Retype the material word for word.

[Data excerpts]
-=-=-=-=-

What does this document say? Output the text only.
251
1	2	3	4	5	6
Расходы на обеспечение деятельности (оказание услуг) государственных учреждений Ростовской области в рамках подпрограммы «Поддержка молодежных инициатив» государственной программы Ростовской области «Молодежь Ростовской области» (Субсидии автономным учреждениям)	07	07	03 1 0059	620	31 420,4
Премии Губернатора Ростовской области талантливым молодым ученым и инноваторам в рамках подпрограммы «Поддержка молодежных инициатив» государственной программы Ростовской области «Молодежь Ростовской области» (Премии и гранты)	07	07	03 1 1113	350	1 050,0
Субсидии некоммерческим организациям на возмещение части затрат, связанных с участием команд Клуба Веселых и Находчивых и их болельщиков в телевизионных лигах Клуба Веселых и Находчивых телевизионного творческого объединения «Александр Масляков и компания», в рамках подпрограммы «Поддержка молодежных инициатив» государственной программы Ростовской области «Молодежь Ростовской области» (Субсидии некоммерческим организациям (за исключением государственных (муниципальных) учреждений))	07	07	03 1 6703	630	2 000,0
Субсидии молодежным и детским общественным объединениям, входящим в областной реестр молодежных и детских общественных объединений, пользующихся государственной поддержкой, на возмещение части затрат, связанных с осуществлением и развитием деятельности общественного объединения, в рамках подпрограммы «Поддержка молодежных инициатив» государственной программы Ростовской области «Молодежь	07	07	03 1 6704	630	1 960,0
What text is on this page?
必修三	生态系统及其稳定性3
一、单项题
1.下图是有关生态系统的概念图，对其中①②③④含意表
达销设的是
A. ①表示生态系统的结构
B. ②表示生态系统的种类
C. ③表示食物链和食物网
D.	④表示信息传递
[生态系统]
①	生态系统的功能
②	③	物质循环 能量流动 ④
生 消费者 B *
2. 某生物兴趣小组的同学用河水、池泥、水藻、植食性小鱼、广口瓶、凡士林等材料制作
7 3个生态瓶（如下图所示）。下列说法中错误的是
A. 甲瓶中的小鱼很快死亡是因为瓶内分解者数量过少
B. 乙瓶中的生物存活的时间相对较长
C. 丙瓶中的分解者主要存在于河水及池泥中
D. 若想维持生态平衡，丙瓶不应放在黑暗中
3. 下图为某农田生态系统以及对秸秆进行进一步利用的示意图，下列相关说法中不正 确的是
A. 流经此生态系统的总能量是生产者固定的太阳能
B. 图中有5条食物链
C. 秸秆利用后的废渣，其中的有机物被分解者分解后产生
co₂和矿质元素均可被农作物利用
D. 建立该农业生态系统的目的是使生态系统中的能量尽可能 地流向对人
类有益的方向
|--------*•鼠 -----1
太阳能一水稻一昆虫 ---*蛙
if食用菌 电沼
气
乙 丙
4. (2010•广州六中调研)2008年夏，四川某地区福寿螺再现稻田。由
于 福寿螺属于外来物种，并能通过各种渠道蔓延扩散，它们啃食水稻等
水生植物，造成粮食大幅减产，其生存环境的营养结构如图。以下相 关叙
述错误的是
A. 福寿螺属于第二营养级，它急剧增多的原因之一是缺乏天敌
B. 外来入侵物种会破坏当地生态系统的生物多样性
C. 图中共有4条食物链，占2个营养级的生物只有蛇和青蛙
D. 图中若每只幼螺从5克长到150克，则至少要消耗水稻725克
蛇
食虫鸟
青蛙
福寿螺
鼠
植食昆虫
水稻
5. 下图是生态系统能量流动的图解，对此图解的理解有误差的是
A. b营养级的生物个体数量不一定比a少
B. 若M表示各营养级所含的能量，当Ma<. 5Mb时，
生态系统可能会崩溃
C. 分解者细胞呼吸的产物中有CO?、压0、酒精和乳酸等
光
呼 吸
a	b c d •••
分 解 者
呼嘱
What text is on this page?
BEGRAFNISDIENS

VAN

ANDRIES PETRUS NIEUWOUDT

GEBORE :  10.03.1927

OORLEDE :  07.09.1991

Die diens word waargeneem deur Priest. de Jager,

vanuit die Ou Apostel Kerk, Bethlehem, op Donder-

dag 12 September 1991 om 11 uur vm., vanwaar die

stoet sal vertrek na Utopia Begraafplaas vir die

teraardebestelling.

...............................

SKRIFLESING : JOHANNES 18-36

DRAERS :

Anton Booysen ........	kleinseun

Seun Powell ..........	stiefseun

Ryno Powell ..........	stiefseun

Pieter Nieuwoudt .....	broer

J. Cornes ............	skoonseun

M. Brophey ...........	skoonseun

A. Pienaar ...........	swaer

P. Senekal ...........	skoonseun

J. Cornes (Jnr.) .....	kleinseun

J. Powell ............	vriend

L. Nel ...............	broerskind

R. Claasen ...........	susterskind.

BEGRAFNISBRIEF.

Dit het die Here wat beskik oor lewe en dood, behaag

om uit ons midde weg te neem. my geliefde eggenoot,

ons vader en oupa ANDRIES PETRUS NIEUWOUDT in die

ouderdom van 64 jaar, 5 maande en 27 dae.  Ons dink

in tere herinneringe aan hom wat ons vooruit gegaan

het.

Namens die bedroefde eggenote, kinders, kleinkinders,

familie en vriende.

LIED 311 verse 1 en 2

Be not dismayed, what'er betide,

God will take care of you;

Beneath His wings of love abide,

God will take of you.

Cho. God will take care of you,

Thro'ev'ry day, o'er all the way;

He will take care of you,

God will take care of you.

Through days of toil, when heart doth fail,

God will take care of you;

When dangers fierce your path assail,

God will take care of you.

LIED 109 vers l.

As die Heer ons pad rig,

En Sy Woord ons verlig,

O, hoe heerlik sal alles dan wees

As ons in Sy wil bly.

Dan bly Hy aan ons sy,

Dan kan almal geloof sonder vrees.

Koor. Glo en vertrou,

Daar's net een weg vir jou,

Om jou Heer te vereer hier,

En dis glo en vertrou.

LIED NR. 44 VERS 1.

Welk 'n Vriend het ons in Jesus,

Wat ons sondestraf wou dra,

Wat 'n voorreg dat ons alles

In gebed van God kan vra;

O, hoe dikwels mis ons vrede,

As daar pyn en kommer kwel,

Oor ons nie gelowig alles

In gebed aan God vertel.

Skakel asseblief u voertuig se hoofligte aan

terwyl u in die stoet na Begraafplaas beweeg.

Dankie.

-=-=-=-=-

**IN RESPONSE**
What does this document say? Output the text only.
251
1	2	3	4	5	6
Расходы на обеспечение деятельности (оказание услуг) государственных учреждений Ростовской области в рамках подпрограммы «Поддержка молодежных инициатив» государственной программы Ростовской области «Молодежь Ростовской области» (Субсидии автономным учреждениям)	07	07	03 1 0059	620	31 420,4
Премии Губернатора Ростовской области талантливым молодым ученым и инноваторам в рамках подпрограммы «Поддержка молодежных инициатив» государственной программы Ростовской области «Молодежь Ростовской области» (Премии и гранты)	07	07	03 1 1113	350	1 050,0
Субсидии некоммерческим организациям на возмещение части затрат, связанных с участием команд Клуба Веселых и Находчивых и их болельщиков в телевизионных лигах Клуба Веселых и Находчивых телевизионного творческого объединения «Александр Масляков и компания», в рамках подпрограммы «Поддержка молодежных инициатив» государственной программы Ростовской области «Молодежь Ростовской области» (Субсидии некоммерческим организациям (за исключением государственных (муниципальных) учреждений))	07	07	03 1 6703	630	2 000,0
Субсидии молодежным и детским общественным объединениям, входящим в областной реестр молодежных и детских общественных объединений, пользующихся государственной поддержкой, на возмещение части затрат, связанных с осуществлением и развитием деятельности общественного объединения, в рамках подпрограммы «Поддержка молодежных инициатив» государственной программы Ростовской области «Молодежь	07	07	03 1 6704	630	1 960,0
What text is on this page?
必修三	生态系统及其稳定性3
一、单项题
1.下图是有关生态系统的概念图，对其中①②③④含意表
达销设的是
A. ①表示生态系统的结构
B. ②表示生态系统的种类
C. ③表示食物链和食物网
D.	④表示信息传递
[生态系统]
①	生态系统的功能
②	③	物质循环 能量流动 ④
生 消费者 B *
2. 某生物兴趣小组的同学用河水、池泥、水藻、植食性小鱼、广口瓶、凡士林等材料制作
7 3个生态瓶（如下图所示）。下列说法中错误的是
A. 甲瓶中的小鱼很快死亡是因为瓶内分解者数量过少
B. 乙瓶中的生物存活的时间相对较长
C. 丙瓶中的分解者主要存在于河水及池泥中
D. 若想维持生态平衡，丙瓶不应放在黑暗中
3. 下图为某农田生态系统以及对秸秆进行进一步利用的示意图，下列相关说法中不正 确的是
A. 流经此生态系统的总能量是生产者固定的太阳能
B. 图中有5条食物链
C. 秸秆利用后的废渣，其中的有机物被分解者分解后产生
co₂和矿质元素均可被农作物利用
D. 建立该农业生态系统的目的是使生态系统中的能量尽可能 地流向对人
类有益的方向
|--------*•鼠 -----1
太阳能一水稻一昆虫 ---*蛙
if食用菌 电沼
气
乙 丙
4. (2010•广州六中调研)2008年夏，四川某地区福寿螺再现稻田。由
于 福寿螺属于外来物种，并能通过各种渠道蔓延扩散，它们啃食水稻等
水生植物，造成粮食大幅减产，其生存环境的营养结构如图。以下相 关叙
述错误的是
A. 福寿螺属于第二营养级，它急剧增多的原因之一是缺乏天敌
B. 外来入侵物种会破坏当地生态系统的生物多样性
C. 图中共有4条食物链，占2个营养级的生物只有蛇和青蛙
D. 图中若每只幼螺从5克长到150克，则至少要消耗水稻725克
蛇
食虫鸟
青蛙
福寿螺
鼠
植食昆虫
水稻
5. 下图是生态系统能量流动的图解，对此图解的理解有误差的是
A. b营养级的生物个体数量不一定比a少
B. 若M表示各营养级所含的能量，当Ma<. 5Mb时，
生态系统可能会崩溃
C. 分解者细胞呼吸的产物中有CO?、压0、酒精和乳酸等
光
呼 吸
a	b c d •••
分 解 者
呼嘱
What text is on this page?
BEGRAFNISDIENS

VAN

ANDRIES PETRUS NIEUWOUDT

GEBORE :  10.03.1927

OORLEDE :  07.09.1991

Die diens word waargeneem deur Priest. de Jager,

vanuit die Ou Apostel Kerk, Bethlehem, op Donder-

dag 12 September 1991 om 11 uur vm., vanwaar die

stoet sal vertrek na Utopia Begraafplaas vir die

teraardebestelling.

...............................

SKRIFLESING : JOHANNES 18-36

DRAERS :

Anton Booysen ........	kleinseun

Seun Powell ..........	stiefseun

Ryno Powell ..........	stiefseun

Pieter Nieuwoudt .....	broer

J. Cornes ............	skoonseun

M. Brophey ...........	skoonseun

A. Pienaar ...........	swaer

P. Senekal ...........	skoonseun

J. Cornes (Jnr.) .....	kleinseun

J. Powell ............	vriend

L. Nel ...............	broerskind

R. Claasen ...........	susterskind.

BEGRAFNISBRIEF.

Dit het die Here wat beskik oor lewe en dood, behaag

om uit ons midde weg te neem. my geliefde eggenoot,

ons vader en oupa ANDRIES PETRUS NIEUWOUDT in die

ouderdom van 64 jaar, 5 maande en 27 dae.  Ons dink

in tere herinneringe aan hom wat ons vooruit gegaan

het.

Namens die bedroefde eggenote, kinders, kleinkinders,

familie en vriende.

LIED 311 verse 1 en 2

Be not dismayed, what'er betide,

God will take care of you;

Beneath His wings of love abide,

God will take of you.

Cho. God will take care of you,

Thro'ev'ry day, o'er all the way;

He will take care of you,

God will take care of you.

Through days of toil, when heart doth fail,

God will take care of you;

When dangers fierce your path assail,

God will take care of you.

LIED 109 vers l.

As die Heer ons pad rig,

En Sy Woord ons verlig,

O, hoe heerlik sal alles dan wees

As ons in Sy wil bly.

Dan bly Hy aan ons sy,

Dan kan almal geloof sonder vrees.

Koor. Glo en vertrou,

Daar's net een weg vir jou,

Om jou Heer te vereer hier,

En dis glo en vertrou.

LIED NR. 44 VERS 1.

Welk 'n Vriend het ons in Jesus,

Wat ons sondestraf wou dra,

Wat 'n voorreg dat ons alles

In gebed van God kan vra;

O, hoe dikwels mis ons vrede,

As daar pyn en kommer kwel,

Oor ons nie gelowig alles

In gebed aan God vertel.

Skakel asseblief u voertuig se hoofligte aan

terwyl u in die stoet na Begraafplaas beweeg.

Dankie.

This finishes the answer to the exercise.